**EXERCISE AIM**: Collect the lines of the entries where "cortisol" shows up.

**EXCERPTED RECORDS**:
_____
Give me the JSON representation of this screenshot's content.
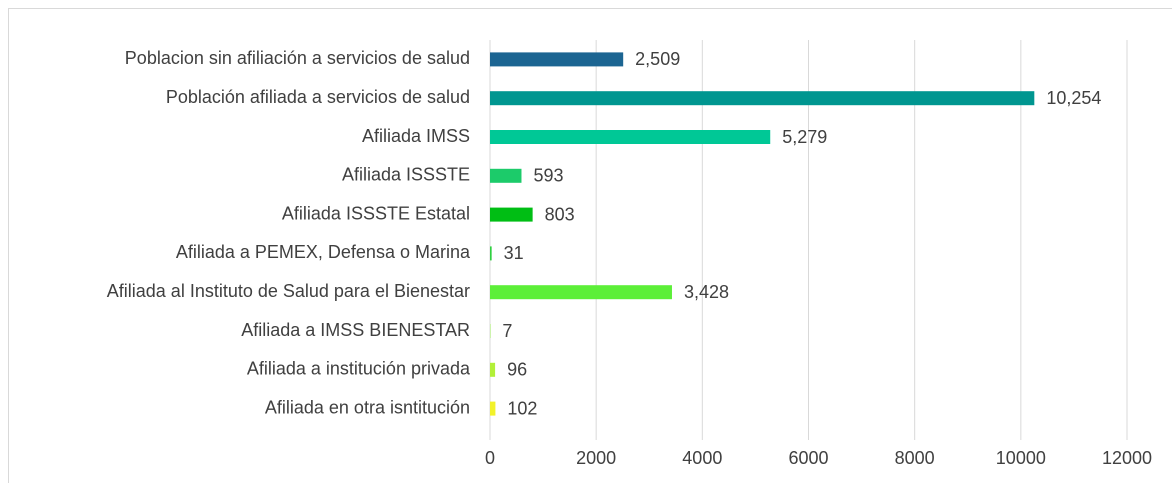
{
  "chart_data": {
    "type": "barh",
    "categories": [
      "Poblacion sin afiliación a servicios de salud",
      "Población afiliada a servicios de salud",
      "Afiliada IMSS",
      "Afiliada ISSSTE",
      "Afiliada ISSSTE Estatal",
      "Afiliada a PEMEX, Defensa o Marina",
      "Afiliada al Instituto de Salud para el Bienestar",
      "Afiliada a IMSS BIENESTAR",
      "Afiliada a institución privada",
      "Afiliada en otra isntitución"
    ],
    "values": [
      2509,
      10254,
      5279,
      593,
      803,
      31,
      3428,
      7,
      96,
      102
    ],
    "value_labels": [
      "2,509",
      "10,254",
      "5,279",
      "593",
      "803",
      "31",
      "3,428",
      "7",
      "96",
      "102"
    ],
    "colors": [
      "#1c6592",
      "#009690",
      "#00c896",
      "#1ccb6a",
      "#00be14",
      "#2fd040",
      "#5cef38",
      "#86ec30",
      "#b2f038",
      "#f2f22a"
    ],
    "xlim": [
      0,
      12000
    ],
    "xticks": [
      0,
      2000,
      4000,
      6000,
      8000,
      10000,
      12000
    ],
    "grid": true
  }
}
_____
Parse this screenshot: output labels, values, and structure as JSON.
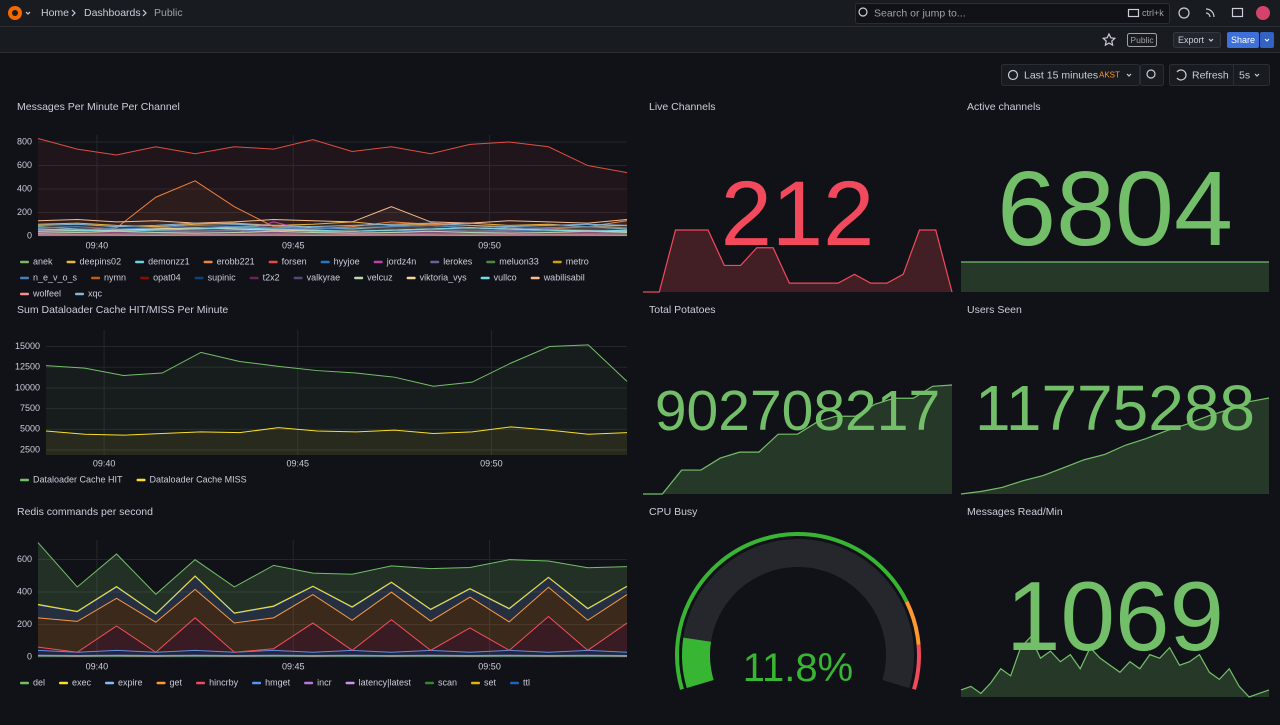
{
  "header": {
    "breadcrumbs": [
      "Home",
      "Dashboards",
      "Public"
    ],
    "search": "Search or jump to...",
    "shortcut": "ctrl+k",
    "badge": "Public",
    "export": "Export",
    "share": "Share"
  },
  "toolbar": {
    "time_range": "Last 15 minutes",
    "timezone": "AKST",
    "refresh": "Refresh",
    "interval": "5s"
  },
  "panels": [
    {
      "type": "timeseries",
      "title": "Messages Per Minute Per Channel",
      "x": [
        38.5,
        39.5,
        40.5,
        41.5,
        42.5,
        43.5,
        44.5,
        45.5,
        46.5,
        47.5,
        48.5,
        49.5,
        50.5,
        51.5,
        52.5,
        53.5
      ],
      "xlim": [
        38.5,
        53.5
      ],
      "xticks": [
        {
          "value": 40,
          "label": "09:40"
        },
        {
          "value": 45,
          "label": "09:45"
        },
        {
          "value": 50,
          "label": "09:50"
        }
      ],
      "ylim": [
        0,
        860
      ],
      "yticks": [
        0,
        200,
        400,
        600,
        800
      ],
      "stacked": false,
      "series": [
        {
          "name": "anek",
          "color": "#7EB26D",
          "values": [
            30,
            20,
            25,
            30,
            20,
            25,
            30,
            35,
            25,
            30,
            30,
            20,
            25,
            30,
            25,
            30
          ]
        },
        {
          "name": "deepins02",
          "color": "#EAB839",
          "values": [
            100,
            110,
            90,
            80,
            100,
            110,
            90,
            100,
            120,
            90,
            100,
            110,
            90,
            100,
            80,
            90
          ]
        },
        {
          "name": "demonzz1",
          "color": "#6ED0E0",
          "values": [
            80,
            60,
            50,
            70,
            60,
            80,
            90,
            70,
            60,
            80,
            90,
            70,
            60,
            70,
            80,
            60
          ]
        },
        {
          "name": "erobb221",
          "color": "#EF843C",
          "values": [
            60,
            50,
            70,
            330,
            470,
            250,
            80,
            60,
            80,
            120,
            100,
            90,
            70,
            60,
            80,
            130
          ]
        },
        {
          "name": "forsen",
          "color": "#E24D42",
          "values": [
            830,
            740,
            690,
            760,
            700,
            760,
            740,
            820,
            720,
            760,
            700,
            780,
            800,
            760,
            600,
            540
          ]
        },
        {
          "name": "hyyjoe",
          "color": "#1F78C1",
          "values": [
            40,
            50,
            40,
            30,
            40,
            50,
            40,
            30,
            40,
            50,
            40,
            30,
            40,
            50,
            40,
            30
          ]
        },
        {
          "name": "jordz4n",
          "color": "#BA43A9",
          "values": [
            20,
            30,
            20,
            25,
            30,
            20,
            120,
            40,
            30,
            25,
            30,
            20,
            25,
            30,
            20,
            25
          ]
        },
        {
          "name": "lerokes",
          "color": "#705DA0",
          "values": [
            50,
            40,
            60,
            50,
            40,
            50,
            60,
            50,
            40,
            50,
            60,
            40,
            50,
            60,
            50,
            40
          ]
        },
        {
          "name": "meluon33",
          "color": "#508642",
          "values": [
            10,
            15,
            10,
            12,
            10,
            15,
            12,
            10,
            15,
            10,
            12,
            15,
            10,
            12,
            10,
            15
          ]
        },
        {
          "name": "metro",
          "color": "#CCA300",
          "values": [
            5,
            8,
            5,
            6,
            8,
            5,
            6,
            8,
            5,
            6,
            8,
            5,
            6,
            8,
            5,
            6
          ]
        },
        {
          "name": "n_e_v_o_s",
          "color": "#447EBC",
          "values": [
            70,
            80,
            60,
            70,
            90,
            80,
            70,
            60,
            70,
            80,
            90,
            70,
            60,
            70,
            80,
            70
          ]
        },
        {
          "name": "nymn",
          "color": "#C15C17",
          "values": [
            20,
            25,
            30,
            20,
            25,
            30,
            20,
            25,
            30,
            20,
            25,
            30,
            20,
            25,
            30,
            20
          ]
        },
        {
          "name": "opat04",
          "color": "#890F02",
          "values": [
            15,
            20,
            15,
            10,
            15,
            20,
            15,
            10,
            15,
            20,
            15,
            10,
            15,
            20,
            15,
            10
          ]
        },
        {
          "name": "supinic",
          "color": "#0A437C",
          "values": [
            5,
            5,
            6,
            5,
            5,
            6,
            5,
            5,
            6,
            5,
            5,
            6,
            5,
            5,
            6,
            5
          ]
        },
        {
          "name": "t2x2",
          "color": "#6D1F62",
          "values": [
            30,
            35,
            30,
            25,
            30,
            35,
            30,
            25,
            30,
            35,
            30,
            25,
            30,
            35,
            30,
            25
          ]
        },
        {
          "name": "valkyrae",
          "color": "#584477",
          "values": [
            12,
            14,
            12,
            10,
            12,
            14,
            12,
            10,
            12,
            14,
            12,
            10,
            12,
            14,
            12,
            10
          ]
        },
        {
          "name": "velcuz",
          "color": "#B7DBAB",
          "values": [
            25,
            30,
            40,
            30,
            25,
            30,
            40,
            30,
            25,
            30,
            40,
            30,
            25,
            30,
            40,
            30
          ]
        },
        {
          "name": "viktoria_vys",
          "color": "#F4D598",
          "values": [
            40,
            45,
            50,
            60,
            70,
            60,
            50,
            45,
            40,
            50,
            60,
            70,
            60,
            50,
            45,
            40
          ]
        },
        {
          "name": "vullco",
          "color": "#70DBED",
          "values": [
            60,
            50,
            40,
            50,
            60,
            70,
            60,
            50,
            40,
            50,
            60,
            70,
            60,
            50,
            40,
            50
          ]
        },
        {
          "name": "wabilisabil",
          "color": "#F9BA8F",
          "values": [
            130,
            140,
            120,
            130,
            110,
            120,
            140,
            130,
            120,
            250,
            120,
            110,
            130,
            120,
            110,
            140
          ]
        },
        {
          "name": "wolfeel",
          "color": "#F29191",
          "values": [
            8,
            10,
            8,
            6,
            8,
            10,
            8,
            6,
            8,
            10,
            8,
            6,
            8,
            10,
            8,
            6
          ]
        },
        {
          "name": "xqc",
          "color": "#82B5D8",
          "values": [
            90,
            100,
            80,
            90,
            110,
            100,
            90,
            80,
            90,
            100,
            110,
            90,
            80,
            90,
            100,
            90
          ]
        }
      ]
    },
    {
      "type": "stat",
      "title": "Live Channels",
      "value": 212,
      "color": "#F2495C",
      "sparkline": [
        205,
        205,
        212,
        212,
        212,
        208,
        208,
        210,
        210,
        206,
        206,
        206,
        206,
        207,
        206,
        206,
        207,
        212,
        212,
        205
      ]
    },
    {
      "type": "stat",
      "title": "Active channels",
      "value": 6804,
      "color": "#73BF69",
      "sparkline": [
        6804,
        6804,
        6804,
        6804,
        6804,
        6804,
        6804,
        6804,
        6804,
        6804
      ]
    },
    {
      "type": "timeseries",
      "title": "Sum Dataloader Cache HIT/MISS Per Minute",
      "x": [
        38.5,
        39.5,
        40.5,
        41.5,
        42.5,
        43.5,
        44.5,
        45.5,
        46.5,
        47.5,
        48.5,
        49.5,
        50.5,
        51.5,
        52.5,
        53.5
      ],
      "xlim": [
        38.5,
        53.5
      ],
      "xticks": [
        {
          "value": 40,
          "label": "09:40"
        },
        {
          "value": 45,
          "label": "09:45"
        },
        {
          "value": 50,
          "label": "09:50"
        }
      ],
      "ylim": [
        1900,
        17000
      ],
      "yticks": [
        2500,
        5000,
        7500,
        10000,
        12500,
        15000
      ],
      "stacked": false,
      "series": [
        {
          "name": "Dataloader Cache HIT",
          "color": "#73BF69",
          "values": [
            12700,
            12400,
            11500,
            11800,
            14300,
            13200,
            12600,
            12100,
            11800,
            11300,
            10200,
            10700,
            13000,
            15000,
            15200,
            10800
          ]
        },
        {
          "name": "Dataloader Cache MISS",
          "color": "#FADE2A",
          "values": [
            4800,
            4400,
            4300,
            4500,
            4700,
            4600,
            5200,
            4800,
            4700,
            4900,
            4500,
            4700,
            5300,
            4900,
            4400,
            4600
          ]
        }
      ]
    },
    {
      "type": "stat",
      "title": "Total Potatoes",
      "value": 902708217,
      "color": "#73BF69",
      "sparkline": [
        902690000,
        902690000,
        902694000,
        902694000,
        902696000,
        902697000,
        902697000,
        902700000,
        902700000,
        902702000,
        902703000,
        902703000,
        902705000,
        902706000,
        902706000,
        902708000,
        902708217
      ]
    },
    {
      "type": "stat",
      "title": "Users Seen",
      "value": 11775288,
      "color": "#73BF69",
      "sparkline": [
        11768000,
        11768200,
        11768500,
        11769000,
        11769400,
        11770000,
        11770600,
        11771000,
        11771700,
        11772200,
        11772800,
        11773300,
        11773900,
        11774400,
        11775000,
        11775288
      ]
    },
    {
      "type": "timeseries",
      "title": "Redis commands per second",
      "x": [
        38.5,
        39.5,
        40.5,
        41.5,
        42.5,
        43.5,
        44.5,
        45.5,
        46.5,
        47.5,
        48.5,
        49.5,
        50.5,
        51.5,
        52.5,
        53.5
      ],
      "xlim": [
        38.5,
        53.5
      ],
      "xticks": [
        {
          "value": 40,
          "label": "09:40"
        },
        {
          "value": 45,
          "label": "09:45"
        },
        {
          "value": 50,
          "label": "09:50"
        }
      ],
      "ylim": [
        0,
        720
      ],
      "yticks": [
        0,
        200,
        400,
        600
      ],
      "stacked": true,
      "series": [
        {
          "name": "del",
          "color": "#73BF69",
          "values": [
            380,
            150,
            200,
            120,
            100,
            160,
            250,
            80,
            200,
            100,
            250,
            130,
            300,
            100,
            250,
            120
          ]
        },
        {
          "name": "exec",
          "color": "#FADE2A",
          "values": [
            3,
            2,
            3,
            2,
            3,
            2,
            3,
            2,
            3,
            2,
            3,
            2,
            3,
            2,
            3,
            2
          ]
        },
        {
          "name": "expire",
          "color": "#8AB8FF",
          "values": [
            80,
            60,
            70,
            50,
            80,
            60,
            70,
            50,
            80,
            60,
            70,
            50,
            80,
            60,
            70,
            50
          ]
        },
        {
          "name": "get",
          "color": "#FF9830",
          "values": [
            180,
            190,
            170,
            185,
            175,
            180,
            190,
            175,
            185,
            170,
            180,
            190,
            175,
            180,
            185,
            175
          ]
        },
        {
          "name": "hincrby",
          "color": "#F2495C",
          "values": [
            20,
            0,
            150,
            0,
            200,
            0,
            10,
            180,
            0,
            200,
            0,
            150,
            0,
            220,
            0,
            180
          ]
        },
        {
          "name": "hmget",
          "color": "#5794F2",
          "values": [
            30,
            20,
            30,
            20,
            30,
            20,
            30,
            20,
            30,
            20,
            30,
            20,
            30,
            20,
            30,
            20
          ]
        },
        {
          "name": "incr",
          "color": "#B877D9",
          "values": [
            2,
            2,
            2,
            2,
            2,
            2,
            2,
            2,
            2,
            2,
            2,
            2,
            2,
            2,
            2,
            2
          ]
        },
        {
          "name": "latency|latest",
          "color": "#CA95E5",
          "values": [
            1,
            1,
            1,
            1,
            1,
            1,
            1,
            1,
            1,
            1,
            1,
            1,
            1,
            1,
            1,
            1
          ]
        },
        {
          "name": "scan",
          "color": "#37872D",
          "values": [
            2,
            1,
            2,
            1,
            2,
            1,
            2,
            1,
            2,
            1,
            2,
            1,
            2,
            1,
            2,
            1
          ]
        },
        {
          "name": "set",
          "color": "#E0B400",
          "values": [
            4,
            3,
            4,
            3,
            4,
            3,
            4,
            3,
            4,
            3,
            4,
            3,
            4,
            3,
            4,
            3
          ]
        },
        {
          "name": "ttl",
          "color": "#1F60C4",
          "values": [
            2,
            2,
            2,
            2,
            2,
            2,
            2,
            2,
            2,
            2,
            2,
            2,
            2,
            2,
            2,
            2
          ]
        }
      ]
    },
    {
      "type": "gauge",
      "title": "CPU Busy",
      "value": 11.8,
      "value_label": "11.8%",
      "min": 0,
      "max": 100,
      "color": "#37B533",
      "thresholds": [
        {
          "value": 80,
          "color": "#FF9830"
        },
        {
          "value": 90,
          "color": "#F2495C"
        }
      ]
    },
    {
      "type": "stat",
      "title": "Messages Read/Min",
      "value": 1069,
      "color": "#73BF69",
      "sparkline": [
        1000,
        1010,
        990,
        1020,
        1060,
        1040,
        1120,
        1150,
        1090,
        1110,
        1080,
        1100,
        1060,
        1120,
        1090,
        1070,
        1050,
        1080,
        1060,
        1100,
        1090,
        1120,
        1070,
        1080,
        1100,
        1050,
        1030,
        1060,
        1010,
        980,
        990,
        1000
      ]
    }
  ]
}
_____
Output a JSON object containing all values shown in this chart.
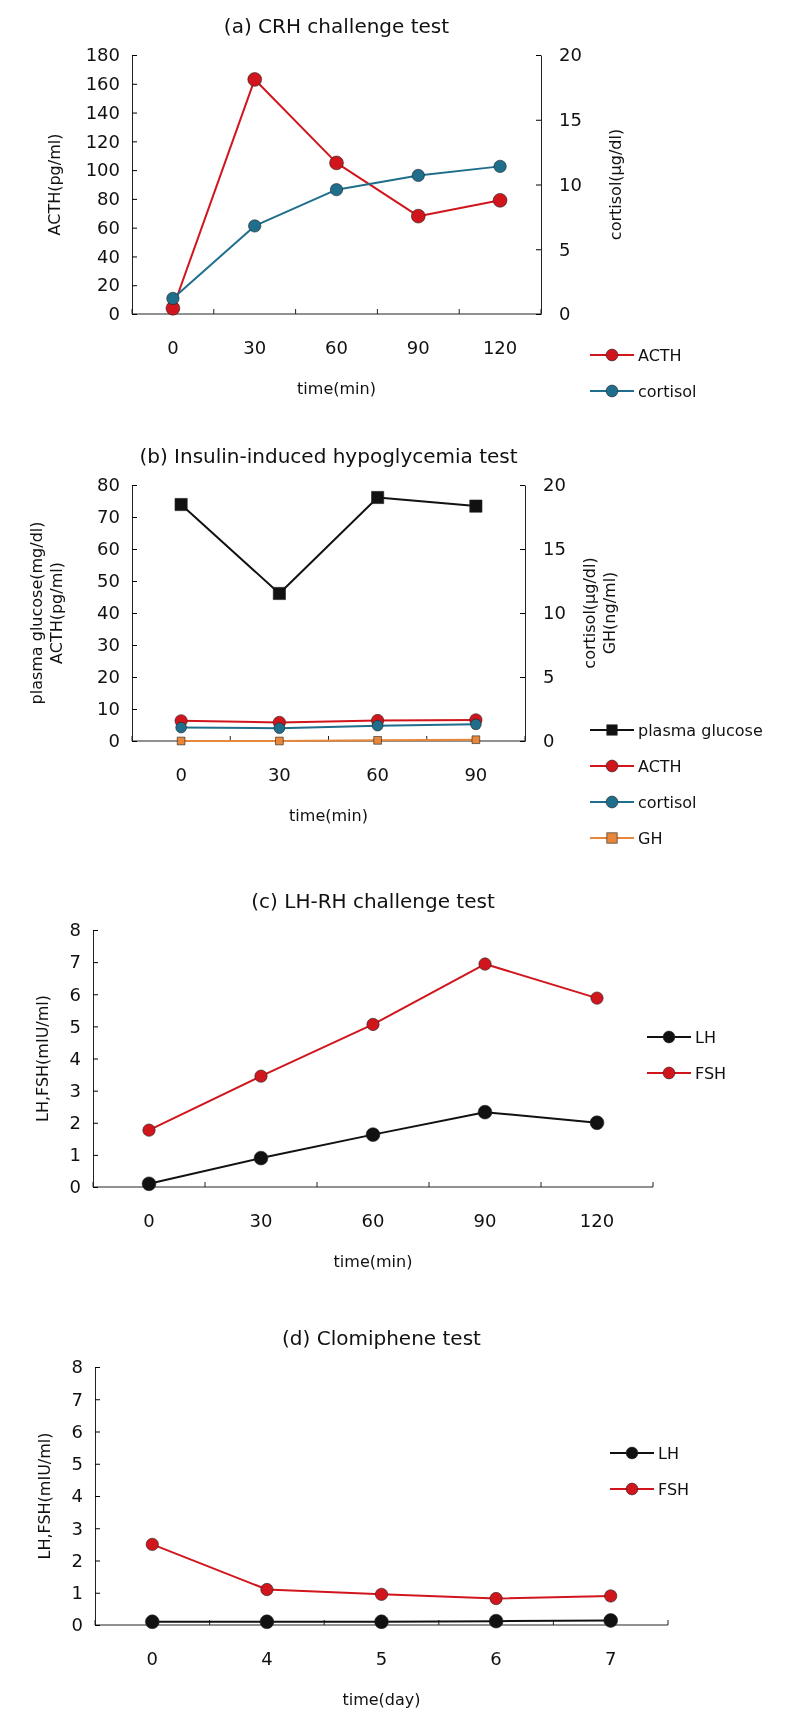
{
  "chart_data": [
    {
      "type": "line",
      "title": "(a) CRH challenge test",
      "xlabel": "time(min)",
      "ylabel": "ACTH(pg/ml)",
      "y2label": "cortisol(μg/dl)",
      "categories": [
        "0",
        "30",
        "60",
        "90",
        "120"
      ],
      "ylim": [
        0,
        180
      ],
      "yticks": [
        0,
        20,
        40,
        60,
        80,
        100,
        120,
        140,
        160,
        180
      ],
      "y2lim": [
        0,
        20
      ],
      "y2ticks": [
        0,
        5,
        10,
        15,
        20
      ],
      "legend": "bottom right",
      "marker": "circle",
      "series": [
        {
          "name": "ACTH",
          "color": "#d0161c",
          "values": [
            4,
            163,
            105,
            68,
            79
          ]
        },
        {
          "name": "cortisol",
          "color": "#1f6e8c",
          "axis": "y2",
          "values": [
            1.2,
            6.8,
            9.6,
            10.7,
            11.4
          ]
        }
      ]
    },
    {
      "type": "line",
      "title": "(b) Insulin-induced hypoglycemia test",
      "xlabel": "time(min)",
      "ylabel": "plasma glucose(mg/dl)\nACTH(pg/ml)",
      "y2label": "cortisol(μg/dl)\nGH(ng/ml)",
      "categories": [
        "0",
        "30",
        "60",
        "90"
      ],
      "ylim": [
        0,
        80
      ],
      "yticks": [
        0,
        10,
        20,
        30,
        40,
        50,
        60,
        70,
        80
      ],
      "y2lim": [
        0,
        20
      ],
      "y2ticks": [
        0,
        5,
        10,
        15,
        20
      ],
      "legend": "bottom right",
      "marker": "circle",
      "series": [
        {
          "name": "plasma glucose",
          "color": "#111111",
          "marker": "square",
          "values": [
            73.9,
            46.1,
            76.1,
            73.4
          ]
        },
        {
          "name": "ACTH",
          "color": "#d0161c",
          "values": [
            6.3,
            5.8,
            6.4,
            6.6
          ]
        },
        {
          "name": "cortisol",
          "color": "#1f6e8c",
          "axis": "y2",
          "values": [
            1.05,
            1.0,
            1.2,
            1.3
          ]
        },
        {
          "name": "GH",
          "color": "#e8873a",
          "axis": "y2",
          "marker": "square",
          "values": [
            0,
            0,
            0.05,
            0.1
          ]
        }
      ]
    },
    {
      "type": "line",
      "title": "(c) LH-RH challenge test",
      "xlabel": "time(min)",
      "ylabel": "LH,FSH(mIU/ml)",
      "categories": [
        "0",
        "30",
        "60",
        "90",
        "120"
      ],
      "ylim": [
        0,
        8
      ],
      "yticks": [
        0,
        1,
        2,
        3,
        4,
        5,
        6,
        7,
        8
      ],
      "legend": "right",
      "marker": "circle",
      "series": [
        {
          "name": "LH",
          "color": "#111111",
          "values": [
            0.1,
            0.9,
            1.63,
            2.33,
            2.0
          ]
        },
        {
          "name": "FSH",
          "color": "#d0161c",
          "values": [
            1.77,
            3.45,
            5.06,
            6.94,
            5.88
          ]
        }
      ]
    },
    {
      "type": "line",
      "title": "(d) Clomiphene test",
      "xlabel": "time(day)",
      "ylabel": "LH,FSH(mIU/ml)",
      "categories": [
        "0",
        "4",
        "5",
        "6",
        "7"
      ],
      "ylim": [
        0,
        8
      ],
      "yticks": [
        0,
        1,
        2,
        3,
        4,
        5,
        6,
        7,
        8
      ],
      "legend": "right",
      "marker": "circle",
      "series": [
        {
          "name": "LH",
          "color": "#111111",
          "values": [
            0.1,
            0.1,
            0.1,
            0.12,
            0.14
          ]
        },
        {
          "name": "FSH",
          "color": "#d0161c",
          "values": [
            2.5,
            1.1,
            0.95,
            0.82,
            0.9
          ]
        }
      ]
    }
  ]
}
_____
**EXERCISE OUTPUT**:
      "y2label": "cortisol(μg/dl)",
          "name": "cortisol",
      "y2label": "cortisol(μg/dl)\nGH(ng/ml)",
          "name": "cortisol",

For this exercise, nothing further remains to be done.